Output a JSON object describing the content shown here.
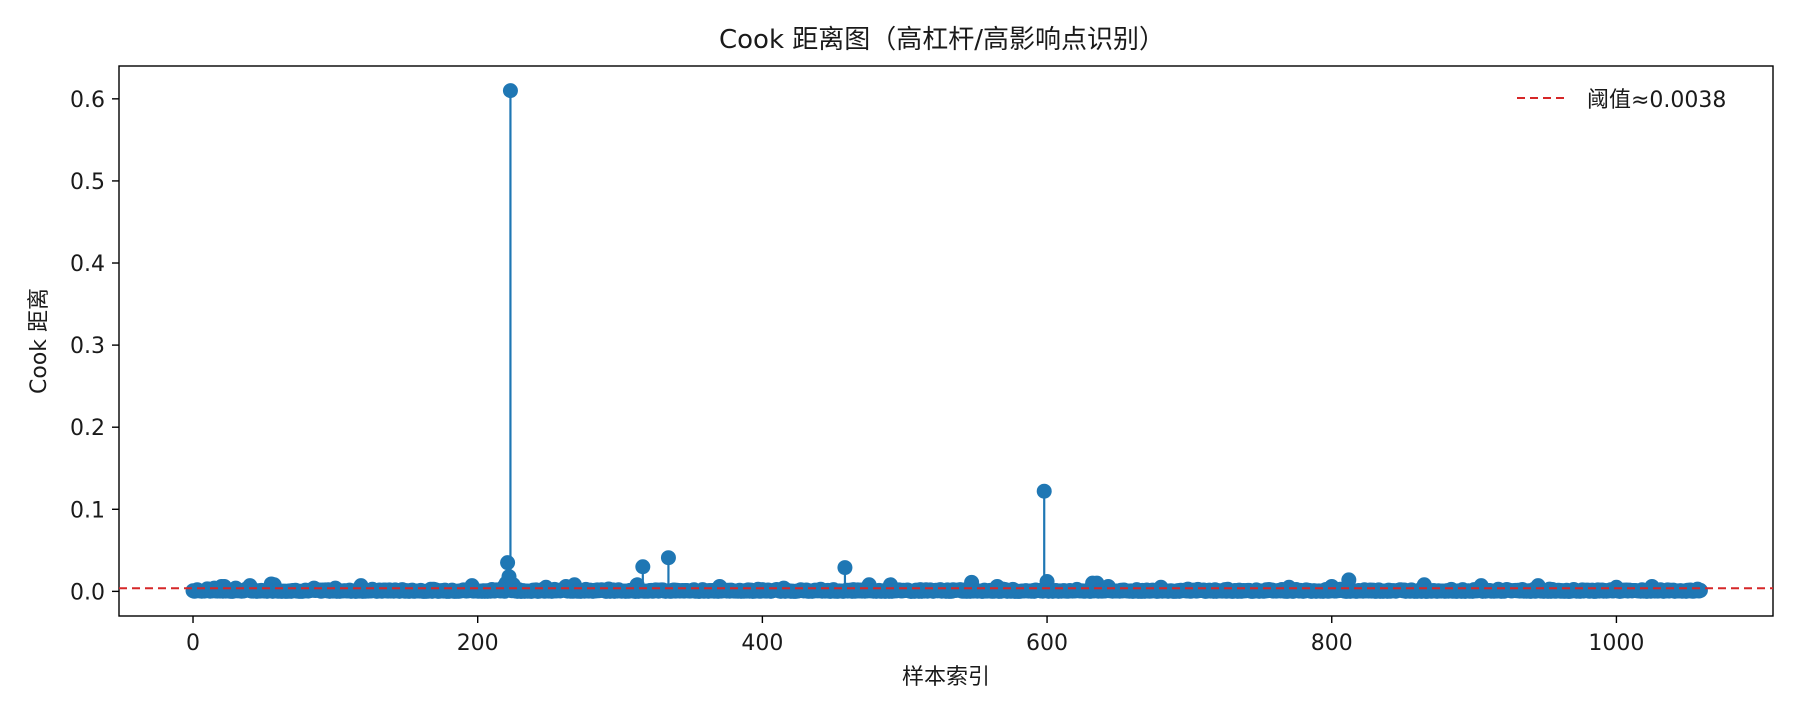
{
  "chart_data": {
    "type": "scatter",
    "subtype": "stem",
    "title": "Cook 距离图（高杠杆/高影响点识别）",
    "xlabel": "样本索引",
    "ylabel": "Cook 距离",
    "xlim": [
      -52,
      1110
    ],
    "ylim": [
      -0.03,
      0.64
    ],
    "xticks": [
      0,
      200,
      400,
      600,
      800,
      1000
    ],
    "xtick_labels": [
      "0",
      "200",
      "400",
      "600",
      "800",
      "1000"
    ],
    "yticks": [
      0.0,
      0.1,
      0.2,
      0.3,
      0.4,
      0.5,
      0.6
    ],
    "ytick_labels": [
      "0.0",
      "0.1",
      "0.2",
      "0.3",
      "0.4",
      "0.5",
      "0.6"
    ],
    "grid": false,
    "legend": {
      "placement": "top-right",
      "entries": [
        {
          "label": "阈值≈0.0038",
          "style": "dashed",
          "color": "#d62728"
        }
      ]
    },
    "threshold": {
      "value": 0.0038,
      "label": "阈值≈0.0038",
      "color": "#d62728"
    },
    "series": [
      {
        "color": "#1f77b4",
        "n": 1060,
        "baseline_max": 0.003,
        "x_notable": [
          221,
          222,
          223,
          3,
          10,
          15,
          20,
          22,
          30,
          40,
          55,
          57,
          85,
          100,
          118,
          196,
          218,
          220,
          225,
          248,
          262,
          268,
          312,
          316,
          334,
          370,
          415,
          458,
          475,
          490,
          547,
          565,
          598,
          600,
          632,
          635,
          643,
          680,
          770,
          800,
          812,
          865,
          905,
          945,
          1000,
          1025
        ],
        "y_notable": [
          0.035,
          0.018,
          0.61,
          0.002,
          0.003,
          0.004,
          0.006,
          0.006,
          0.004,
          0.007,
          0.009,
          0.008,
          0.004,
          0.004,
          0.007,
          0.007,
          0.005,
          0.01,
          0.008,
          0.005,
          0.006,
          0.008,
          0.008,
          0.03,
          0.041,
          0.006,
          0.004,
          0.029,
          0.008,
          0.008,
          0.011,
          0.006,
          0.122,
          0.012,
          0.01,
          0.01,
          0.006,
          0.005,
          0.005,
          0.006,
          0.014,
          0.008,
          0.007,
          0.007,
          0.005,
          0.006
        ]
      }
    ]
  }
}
◇ ◇ ◇
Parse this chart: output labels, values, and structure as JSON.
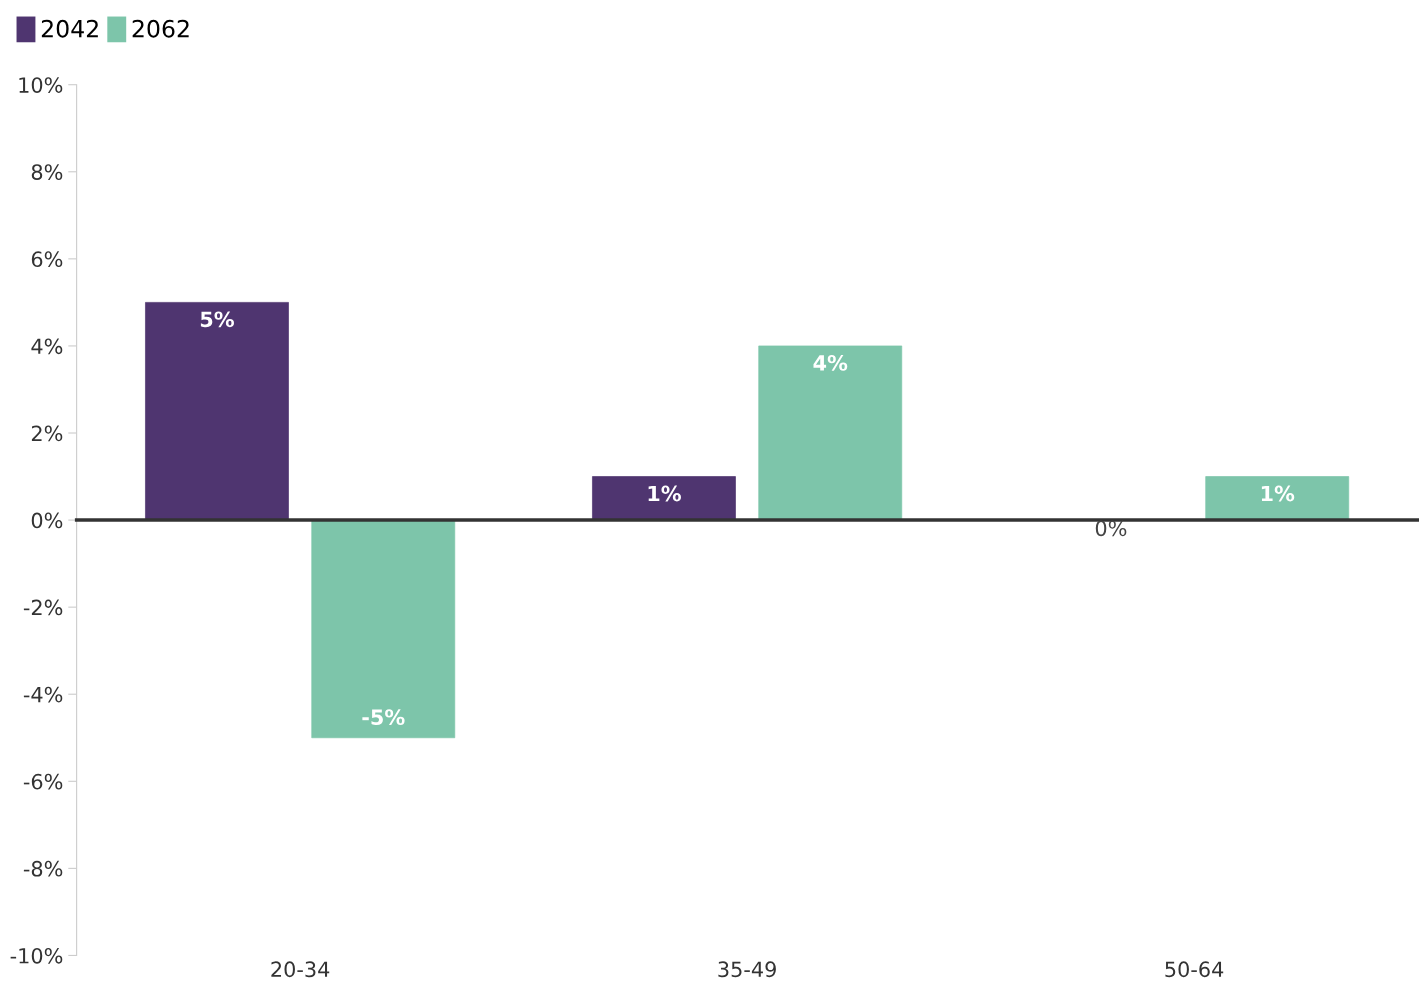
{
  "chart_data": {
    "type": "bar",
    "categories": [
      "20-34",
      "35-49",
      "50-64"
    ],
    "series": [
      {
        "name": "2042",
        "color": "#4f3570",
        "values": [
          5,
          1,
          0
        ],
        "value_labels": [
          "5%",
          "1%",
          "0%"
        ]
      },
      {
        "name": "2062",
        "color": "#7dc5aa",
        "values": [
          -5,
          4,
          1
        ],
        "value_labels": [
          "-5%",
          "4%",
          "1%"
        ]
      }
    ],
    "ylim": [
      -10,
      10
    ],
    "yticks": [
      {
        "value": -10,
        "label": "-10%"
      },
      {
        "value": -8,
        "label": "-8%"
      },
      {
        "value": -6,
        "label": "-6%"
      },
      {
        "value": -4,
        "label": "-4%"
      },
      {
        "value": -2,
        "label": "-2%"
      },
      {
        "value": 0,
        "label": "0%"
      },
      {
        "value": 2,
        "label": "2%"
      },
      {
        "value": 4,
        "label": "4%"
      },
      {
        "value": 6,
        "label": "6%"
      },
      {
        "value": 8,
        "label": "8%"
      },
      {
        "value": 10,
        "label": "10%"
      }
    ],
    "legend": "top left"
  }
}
◇ ◇ ◇
*Goal of the exercise*
Copy all lines from the entries that contain the word "color".

*Solved exercise*
          "color": "#d62728"
      "color": "#d62728"
        "color": "#1f77b4",
        "color": "#4f3570",
        "color": "#7dc5aa",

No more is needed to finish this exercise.